**MATERIAL TO PROCESS**
· · · · · · ·

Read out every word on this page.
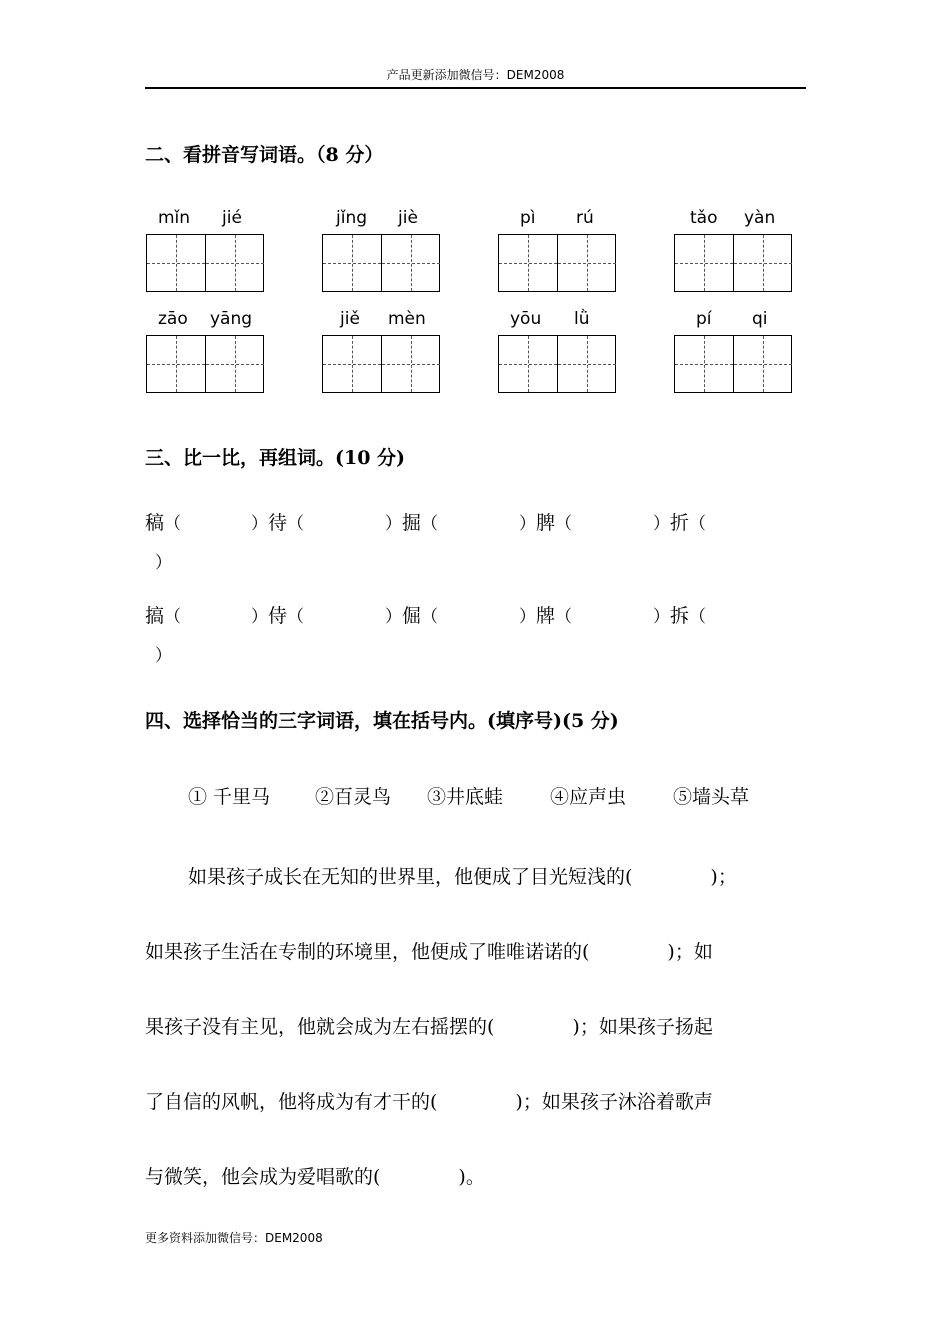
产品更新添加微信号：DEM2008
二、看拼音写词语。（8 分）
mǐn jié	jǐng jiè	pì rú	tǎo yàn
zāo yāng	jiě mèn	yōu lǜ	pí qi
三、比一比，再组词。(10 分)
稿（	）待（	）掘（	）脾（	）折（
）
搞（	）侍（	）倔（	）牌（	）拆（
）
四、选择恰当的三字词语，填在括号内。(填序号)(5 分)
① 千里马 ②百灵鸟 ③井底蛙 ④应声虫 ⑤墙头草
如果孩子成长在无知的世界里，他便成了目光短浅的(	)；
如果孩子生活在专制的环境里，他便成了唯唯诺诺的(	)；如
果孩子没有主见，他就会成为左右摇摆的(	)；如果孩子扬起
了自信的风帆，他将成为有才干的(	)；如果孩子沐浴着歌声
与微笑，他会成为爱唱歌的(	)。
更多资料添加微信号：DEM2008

· · · · · · ·

**CHALLENGE**
Reproduce the listing exactly. Leave its pictures out.

**THE RESULT**
Read out every word on this page.
产品更新添加微信号：DEM2008
二、看拼音写词语。（8 分）
mǐn jié	jǐng jiè	pì rú	tǎo yàn
zāo yāng	jiě mèn	yōu lǜ	pí qi
三、比一比，再组词。(10 分)
稿（	）待（	）掘（	）脾（	）折（
）
搞（	）侍（	）倔（	）牌（	）拆（
）
四、选择恰当的三字词语，填在括号内。(填序号)(5 分)
① 千里马 ②百灵鸟 ③井底蛙 ④应声虫 ⑤墙头草
如果孩子成长在无知的世界里，他便成了目光短浅的(	)；
如果孩子生活在专制的环境里，他便成了唯唯诺诺的(	)；如
果孩子没有主见，他就会成为左右摇摆的(	)；如果孩子扬起
了自信的风帆，他将成为有才干的(	)；如果孩子沐浴着歌声
与微笑，他会成为爱唱歌的(	)。
更多资料添加微信号：DEM2008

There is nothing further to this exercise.